-- Begin Extracted entries --

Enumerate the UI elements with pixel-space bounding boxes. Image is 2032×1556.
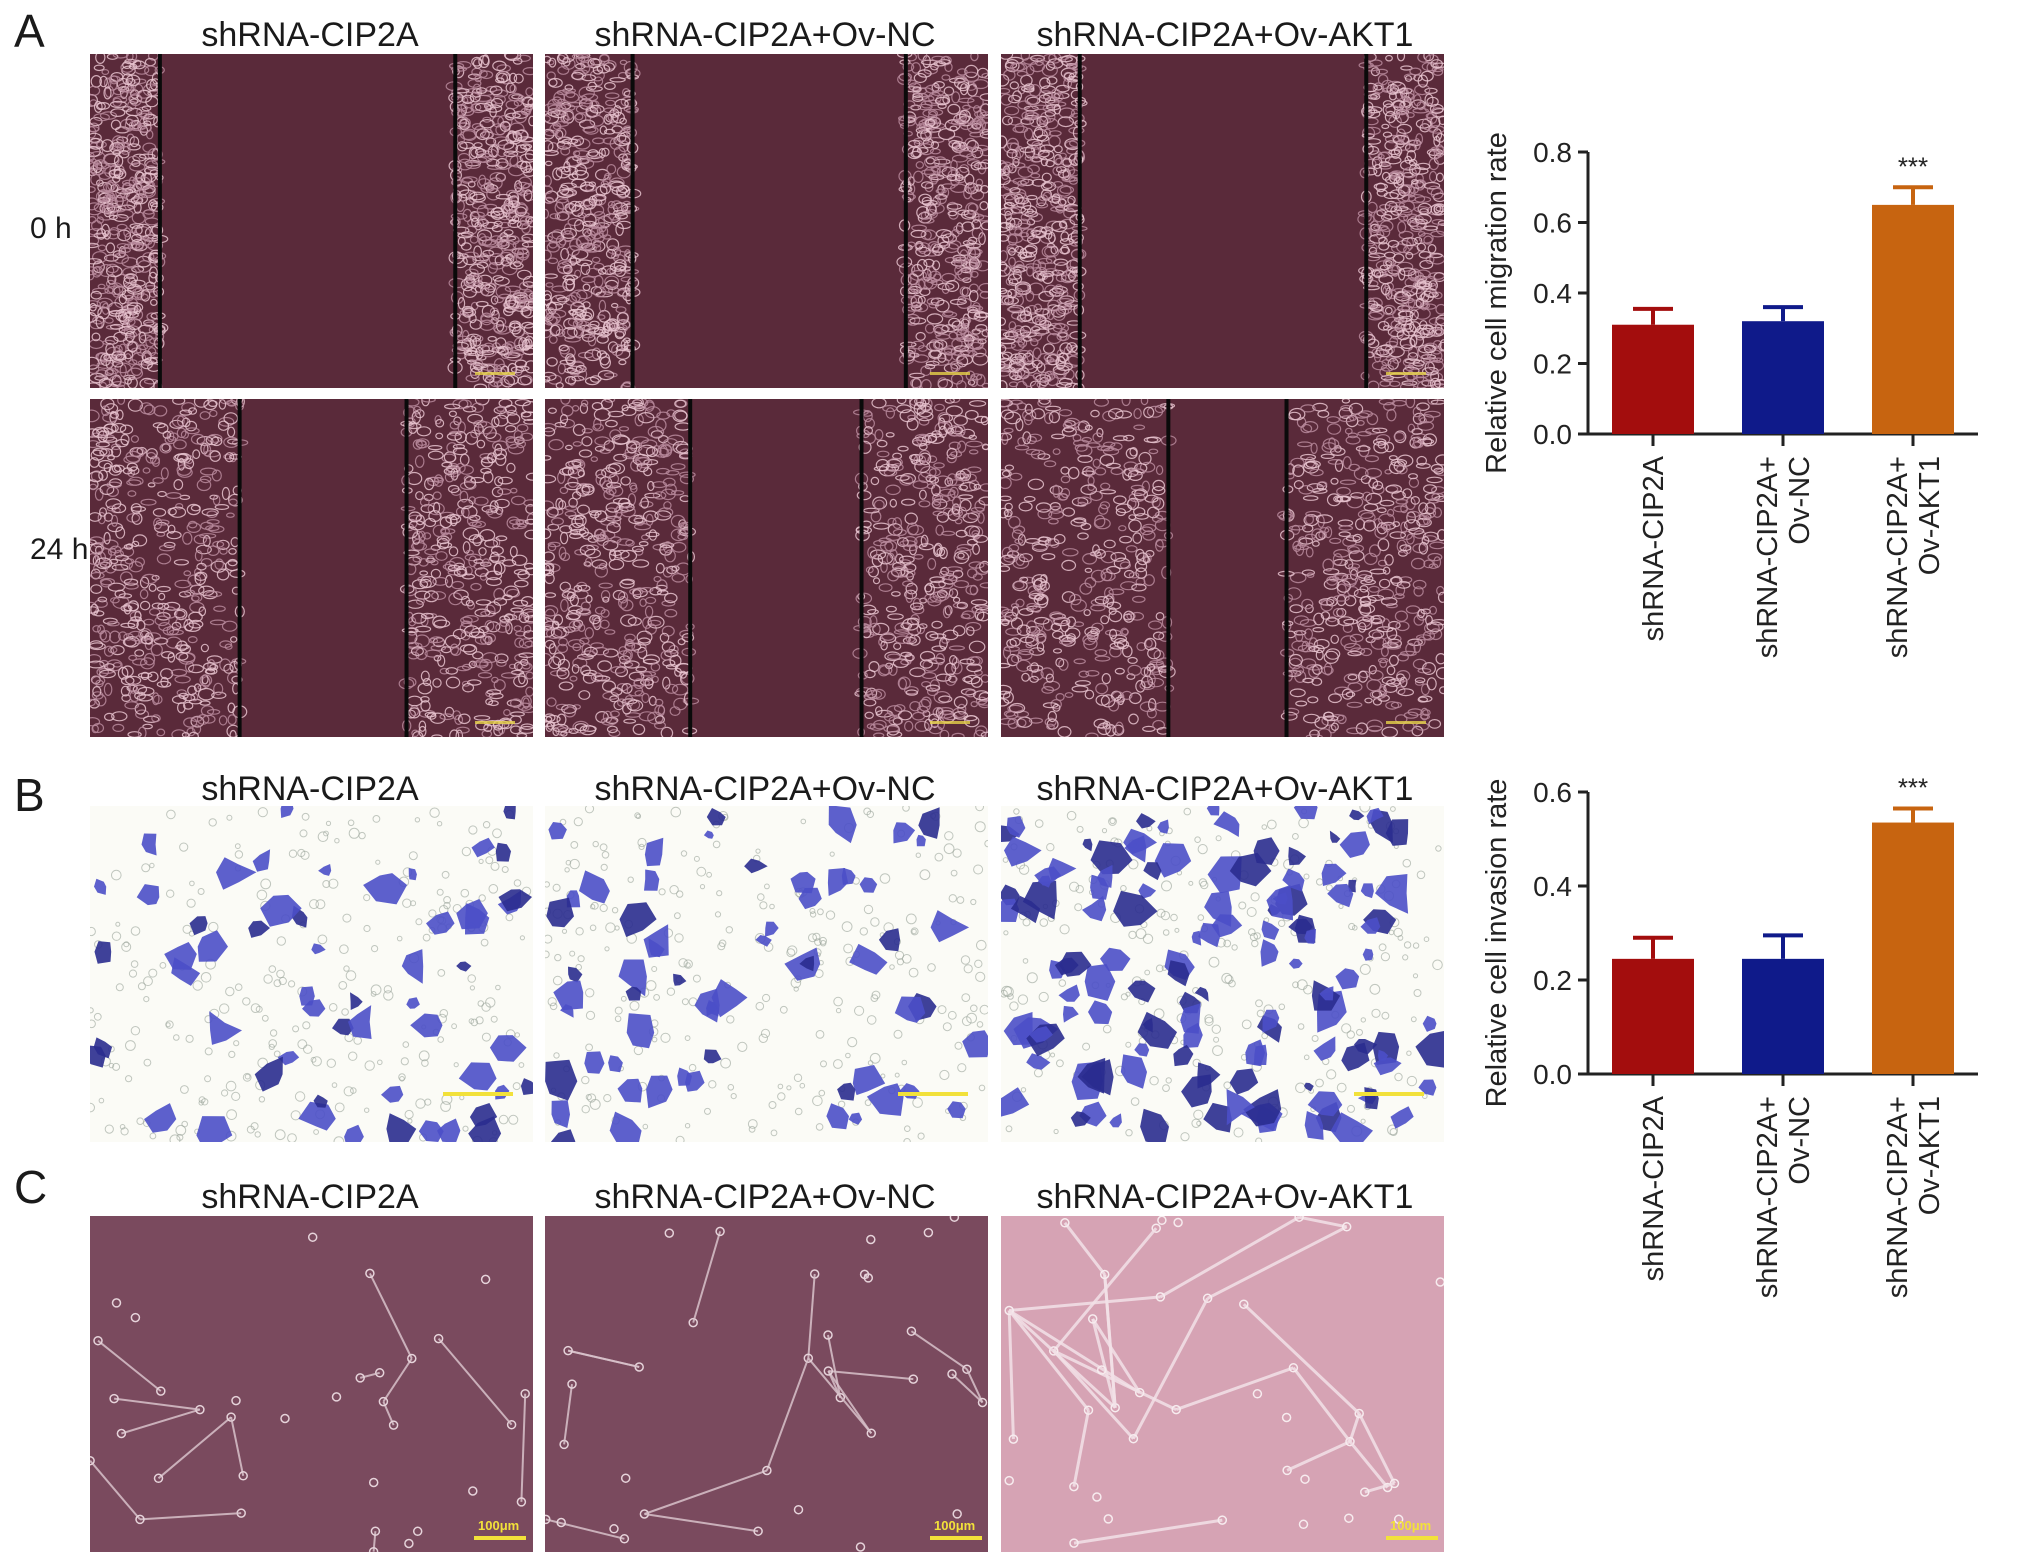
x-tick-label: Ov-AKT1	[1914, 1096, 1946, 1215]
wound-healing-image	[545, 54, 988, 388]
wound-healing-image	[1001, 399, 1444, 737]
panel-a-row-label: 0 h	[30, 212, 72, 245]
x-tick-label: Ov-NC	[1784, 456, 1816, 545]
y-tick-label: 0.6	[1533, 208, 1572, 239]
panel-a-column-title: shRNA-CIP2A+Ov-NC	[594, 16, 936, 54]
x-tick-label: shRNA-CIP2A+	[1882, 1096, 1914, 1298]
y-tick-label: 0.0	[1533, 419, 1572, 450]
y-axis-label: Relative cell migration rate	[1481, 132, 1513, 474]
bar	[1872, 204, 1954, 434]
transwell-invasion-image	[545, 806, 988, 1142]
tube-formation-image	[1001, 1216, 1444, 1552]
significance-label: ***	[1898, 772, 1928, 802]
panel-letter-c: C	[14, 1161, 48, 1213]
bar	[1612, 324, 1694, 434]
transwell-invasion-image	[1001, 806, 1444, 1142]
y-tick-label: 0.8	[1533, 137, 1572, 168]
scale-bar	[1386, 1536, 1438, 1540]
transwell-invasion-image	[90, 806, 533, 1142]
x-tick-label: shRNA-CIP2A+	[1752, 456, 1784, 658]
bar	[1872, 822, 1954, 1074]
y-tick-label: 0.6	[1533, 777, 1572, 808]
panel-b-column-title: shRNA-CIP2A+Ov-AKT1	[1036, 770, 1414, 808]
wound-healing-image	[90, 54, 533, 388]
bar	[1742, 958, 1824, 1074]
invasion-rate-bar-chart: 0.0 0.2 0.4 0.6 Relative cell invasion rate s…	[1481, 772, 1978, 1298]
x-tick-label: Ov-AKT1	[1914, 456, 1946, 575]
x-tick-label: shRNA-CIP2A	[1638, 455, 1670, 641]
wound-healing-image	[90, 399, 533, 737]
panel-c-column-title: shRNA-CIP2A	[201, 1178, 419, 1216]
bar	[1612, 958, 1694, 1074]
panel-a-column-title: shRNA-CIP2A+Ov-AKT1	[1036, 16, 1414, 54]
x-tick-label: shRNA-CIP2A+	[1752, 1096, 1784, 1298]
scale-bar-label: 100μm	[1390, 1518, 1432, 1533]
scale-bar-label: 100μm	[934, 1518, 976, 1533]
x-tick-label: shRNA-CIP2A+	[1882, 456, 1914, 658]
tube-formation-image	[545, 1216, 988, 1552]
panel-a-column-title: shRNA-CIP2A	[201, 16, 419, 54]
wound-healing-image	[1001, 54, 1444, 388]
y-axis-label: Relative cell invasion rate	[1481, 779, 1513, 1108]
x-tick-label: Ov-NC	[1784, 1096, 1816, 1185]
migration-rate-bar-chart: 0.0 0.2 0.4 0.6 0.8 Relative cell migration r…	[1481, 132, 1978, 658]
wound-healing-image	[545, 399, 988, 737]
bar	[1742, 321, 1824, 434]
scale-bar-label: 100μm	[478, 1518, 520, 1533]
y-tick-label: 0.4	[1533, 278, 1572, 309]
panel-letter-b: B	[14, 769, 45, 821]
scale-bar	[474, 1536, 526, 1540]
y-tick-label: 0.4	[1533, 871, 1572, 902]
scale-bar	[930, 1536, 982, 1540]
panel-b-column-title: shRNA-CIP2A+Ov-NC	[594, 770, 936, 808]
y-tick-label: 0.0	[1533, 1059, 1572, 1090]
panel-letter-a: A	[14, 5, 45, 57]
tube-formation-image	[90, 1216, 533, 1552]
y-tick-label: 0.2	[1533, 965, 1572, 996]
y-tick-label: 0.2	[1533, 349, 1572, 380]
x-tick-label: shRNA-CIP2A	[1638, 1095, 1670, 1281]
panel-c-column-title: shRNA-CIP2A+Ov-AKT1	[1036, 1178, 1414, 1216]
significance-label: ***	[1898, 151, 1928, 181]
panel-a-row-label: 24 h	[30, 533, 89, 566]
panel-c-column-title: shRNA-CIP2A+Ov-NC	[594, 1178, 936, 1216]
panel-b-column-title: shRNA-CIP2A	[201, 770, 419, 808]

-- End Extracted entries --
-- Begin Extracted entries --

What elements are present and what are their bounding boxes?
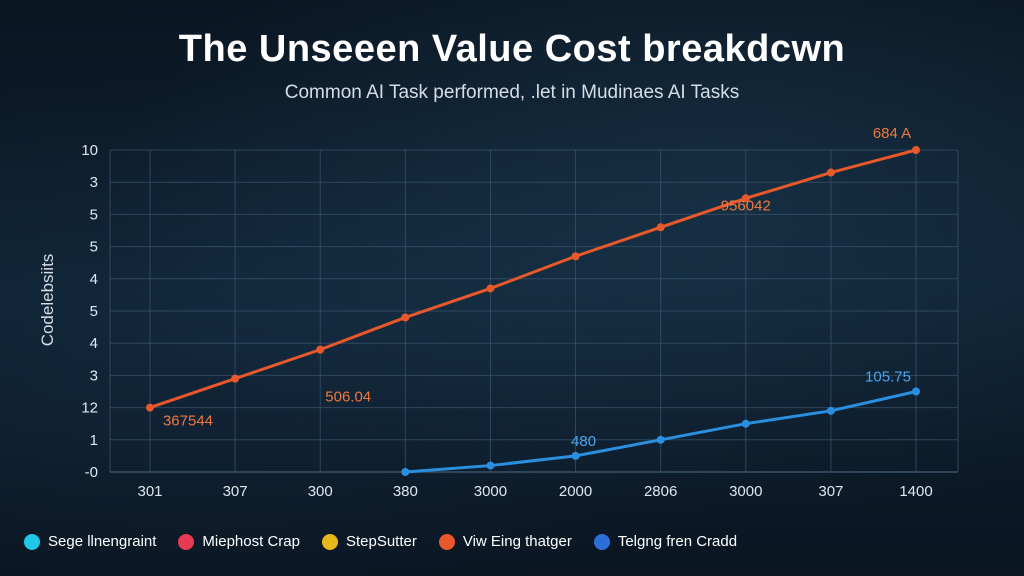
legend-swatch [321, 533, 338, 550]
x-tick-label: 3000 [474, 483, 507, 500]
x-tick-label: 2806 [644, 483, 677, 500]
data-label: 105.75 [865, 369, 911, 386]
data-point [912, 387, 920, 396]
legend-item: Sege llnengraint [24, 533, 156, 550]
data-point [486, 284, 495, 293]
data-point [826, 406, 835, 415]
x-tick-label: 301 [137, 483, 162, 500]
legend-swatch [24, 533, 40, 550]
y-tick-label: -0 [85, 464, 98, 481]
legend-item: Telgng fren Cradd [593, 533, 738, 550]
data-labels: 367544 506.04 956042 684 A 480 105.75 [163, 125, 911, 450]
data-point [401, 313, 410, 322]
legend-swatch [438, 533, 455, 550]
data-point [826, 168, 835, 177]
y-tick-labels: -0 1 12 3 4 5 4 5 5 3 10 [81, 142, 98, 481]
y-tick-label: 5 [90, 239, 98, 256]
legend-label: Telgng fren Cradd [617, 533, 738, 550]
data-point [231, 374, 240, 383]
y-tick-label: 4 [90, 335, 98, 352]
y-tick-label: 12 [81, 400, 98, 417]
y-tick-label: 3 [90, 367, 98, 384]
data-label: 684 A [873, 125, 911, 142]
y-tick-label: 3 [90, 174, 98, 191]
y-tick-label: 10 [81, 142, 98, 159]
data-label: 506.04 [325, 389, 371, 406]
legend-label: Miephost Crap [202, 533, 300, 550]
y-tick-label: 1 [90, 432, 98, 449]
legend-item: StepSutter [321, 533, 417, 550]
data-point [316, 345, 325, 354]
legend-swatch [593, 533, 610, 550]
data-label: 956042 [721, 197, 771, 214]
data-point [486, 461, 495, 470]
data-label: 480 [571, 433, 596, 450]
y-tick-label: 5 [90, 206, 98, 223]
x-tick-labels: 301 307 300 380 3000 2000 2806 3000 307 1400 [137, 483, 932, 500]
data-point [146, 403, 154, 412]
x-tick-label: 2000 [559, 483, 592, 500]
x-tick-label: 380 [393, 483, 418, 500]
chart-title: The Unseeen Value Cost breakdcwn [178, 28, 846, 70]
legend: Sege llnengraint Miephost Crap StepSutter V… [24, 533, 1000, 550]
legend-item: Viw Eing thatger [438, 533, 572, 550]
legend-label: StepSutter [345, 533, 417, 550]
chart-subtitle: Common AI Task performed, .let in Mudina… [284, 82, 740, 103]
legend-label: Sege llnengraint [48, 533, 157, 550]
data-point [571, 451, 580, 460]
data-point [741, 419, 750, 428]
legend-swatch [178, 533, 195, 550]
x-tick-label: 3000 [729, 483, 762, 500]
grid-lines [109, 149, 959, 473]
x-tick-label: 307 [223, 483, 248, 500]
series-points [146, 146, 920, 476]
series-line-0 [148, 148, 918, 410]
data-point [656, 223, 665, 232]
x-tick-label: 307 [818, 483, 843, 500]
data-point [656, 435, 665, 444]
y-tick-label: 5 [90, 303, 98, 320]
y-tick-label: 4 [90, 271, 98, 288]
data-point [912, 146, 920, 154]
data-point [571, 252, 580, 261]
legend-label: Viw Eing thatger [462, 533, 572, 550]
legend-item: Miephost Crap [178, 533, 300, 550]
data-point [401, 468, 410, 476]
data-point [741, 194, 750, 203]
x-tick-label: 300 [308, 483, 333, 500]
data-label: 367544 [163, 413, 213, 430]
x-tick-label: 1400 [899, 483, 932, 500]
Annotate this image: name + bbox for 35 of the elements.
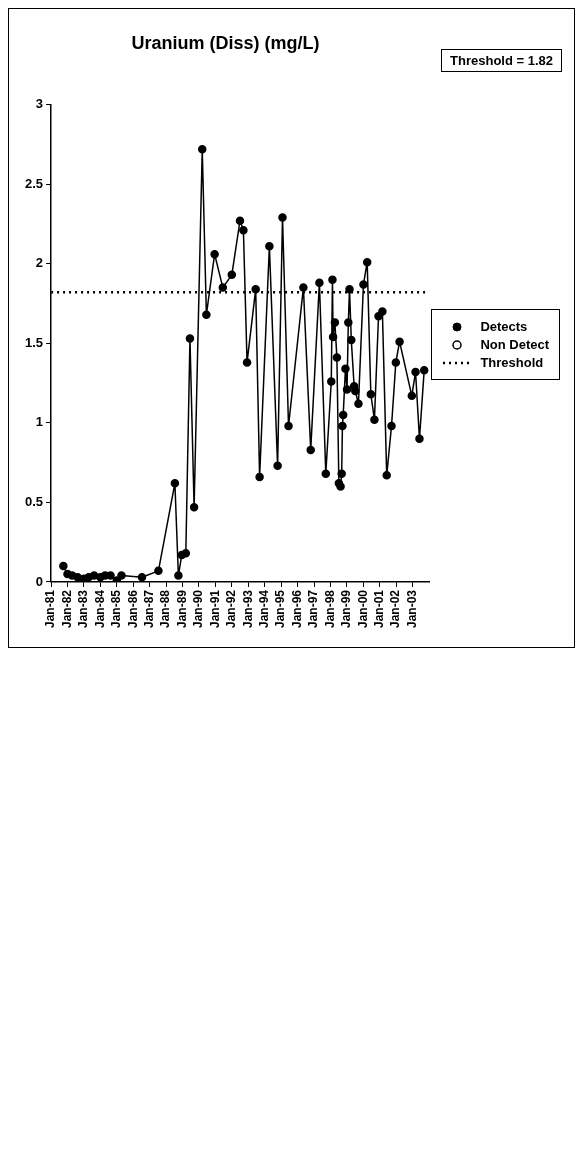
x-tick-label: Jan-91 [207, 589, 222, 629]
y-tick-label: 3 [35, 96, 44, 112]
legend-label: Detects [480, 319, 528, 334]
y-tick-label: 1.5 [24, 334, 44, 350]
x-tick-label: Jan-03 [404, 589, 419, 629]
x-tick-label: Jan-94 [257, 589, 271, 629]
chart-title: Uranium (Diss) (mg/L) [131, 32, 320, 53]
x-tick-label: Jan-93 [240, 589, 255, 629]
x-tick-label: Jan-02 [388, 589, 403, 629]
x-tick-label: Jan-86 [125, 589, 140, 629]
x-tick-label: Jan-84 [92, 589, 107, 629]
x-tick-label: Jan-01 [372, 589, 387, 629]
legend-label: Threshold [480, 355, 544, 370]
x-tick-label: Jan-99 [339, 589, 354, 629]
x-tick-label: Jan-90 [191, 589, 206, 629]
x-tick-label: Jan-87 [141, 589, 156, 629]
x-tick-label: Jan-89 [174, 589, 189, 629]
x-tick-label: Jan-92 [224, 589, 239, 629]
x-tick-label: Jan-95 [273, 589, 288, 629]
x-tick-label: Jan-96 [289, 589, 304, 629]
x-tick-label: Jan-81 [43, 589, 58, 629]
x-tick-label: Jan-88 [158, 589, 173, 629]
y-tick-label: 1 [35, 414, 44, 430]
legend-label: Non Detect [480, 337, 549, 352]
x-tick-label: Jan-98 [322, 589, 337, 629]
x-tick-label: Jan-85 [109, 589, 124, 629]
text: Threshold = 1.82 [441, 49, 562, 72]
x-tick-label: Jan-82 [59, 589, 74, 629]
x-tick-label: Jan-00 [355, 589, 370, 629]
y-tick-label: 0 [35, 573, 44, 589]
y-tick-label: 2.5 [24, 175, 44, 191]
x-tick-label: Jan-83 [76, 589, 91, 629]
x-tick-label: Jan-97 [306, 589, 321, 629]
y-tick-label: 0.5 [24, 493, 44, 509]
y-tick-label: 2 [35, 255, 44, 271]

-- End Extracted entries --
-- Begin Extracted entries --

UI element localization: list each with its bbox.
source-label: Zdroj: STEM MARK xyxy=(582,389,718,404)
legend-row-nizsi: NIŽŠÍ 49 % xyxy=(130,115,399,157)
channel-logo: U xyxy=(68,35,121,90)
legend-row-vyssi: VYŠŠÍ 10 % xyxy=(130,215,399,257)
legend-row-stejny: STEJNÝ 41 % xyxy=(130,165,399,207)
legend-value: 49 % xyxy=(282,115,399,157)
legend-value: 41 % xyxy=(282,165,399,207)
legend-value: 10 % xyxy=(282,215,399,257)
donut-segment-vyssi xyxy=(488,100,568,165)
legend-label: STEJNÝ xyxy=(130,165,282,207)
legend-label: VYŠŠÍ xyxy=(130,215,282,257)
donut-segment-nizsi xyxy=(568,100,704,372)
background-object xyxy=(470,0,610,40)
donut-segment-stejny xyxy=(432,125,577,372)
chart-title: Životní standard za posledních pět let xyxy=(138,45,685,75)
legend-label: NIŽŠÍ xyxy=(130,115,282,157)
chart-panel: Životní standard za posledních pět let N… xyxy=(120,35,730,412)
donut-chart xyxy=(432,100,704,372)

-- End Extracted entries --

** Exercise brief **
Please rewrite the lines starting with the one that contains "1096, 1946, 1215]" and going on through the one that contains "1216, 1444, 1552]", replacing "x-tick-label" with "x-axis-tick" and leaving everything else unchanged.

** Exercise result **
x-axis-tick: Ov-AKT1	[1914, 1096, 1946, 1215]
wound-healing-image	[545, 54, 988, 388]
wound-healing-image	[1001, 399, 1444, 737]
panel-a-row-label: 0 h	[30, 212, 72, 245]
x-axis-tick: Ov-NC	[1784, 456, 1816, 545]
y-tick-label: 0.6	[1533, 208, 1572, 239]
panel-a-column-title: shRNA-CIP2A+Ov-NC	[594, 16, 936, 54]
x-axis-tick: shRNA-CIP2A+	[1882, 1096, 1914, 1298]
y-tick-label: 0.0	[1533, 419, 1572, 450]
y-axis-label: Relative cell migration rate	[1481, 132, 1513, 474]
bar	[1872, 204, 1954, 434]
transwell-invasion-image	[545, 806, 988, 1142]
tube-formation-image	[1001, 1216, 1444, 1552]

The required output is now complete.